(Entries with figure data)

* start *

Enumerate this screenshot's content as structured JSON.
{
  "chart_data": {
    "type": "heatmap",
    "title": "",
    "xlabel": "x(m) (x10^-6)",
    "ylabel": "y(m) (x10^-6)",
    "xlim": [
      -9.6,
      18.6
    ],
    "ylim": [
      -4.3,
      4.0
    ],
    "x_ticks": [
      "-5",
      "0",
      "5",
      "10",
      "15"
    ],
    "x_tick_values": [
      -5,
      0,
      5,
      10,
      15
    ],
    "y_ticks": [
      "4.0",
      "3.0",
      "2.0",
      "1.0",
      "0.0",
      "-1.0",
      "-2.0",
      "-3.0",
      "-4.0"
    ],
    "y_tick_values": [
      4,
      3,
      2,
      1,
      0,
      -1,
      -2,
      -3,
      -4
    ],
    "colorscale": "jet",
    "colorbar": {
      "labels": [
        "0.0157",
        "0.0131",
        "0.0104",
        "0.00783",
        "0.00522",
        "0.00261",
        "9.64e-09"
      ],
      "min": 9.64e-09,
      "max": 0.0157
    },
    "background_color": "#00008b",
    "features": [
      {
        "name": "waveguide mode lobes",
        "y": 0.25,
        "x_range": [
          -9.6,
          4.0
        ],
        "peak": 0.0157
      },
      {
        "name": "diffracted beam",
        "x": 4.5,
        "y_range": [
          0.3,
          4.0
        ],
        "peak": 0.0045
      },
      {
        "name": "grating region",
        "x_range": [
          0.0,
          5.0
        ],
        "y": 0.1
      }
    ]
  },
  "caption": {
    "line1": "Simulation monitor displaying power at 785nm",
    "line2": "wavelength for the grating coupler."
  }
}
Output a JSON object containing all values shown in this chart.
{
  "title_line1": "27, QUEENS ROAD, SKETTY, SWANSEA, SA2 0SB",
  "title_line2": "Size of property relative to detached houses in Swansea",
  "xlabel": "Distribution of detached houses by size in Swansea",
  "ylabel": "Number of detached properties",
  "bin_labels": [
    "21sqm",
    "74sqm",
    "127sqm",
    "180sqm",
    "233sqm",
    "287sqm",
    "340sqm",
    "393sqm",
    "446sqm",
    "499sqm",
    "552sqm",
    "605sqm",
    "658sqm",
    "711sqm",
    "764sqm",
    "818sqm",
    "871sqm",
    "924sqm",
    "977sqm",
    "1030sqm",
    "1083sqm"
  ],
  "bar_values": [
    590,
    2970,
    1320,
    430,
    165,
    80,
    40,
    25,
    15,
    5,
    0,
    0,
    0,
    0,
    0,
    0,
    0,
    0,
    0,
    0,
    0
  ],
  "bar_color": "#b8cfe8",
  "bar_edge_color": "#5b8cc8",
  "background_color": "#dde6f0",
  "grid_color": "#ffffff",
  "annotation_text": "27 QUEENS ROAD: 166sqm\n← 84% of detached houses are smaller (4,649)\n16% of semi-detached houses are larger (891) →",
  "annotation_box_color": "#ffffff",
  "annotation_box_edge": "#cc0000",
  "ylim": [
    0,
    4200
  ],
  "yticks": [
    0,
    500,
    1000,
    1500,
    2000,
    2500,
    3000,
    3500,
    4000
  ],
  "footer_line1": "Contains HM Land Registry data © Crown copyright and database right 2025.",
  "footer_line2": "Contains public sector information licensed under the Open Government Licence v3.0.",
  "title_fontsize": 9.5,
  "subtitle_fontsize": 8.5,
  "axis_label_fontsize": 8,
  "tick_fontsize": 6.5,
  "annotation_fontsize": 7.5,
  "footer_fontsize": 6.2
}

* end *

Your task:
Transcribe every entry exactly.

Written answer:
Enumerate this screenshot's content as structured JSON.
{
  "chart_data": {
    "type": "heatmap",
    "title": "",
    "xlabel": "x(m) (x10^-6)",
    "ylabel": "y(m) (x10^-6)",
    "xlim": [
      -9.6,
      18.6
    ],
    "ylim": [
      -4.3,
      4.0
    ],
    "x_ticks": [
      "-5",
      "0",
      "5",
      "10",
      "15"
    ],
    "x_tick_values": [
      -5,
      0,
      5,
      10,
      15
    ],
    "y_ticks": [
      "4.0",
      "3.0",
      "2.0",
      "1.0",
      "0.0",
      "-1.0",
      "-2.0",
      "-3.0",
      "-4.0"
    ],
    "y_tick_values": [
      4,
      3,
      2,
      1,
      0,
      -1,
      -2,
      -3,
      -4
    ],
    "colorscale": "jet",
    "colorbar": {
      "labels": [
        "0.0157",
        "0.0131",
        "0.0104",
        "0.00783",
        "0.00522",
        "0.00261",
        "9.64e-09"
      ],
      "min": 9.64e-09,
      "max": 0.0157
    },
    "background_color": "#00008b",
    "features": [
      {
        "name": "waveguide mode lobes",
        "y": 0.25,
        "x_range": [
          -9.6,
          4.0
        ],
        "peak": 0.0157
      },
      {
        "name": "diffracted beam",
        "x": 4.5,
        "y_range": [
          0.3,
          4.0
        ],
        "peak": 0.0045
      },
      {
        "name": "grating region",
        "x_range": [
          0.0,
          5.0
        ],
        "y": 0.1
      }
    ]
  },
  "caption": {
    "line1": "Simulation monitor displaying power at 785nm",
    "line2": "wavelength for the grating coupler."
  }
}
Output a JSON object containing all values shown in this chart.
{
  "title_line1": "27, QUEENS ROAD, SKETTY, SWANSEA, SA2 0SB",
  "title_line2": "Size of property relative to detached houses in Swansea",
  "xlabel": "Distribution of detached houses by size in Swansea",
  "ylabel": "Number of detached properties",
  "bin_labels": [
    "21sqm",
    "74sqm",
    "127sqm",
    "180sqm",
    "233sqm",
    "287sqm",
    "340sqm",
    "393sqm",
    "446sqm",
    "499sqm",
    "552sqm",
    "605sqm",
    "658sqm",
    "711sqm",
    "764sqm",
    "818sqm",
    "871sqm",
    "924sqm",
    "977sqm",
    "1030sqm",
    "1083sqm"
  ],
  "bar_values": [
    590,
    2970,
    1320,
    430,
    165,
    80,
    40,
    25,
    15,
    5,
    0,
    0,
    0,
    0,
    0,
    0,
    0,
    0,
    0,
    0,
    0
  ],
  "bar_color": "#b8cfe8",
  "bar_edge_color": "#5b8cc8",
  "background_color": "#dde6f0",
  "grid_color": "#ffffff",
  "annotation_text": "27 QUEENS ROAD: 166sqm\n← 84% of detached houses are smaller (4,649)\n16% of semi-detached houses are larger (891) →",
  "annotation_box_color": "#ffffff",
  "annotation_box_edge": "#cc0000",
  "ylim": [
    0,
    4200
  ],
  "yticks": [
    0,
    500,
    1000,
    1500,
    2000,
    2500,
    3000,
    3500,
    4000
  ],
  "footer_line1": "Contains HM Land Registry data © Crown copyright and database right 2025.",
  "footer_line2": "Contains public sector information licensed under the Open Government Licence v3.0.",
  "title_fontsize": 9.5,
  "subtitle_fontsize": 8.5,
  "axis_label_fontsize": 8,
  "tick_fontsize": 6.5,
  "annotation_fontsize": 7.5,
  "footer_fontsize": 6.2
}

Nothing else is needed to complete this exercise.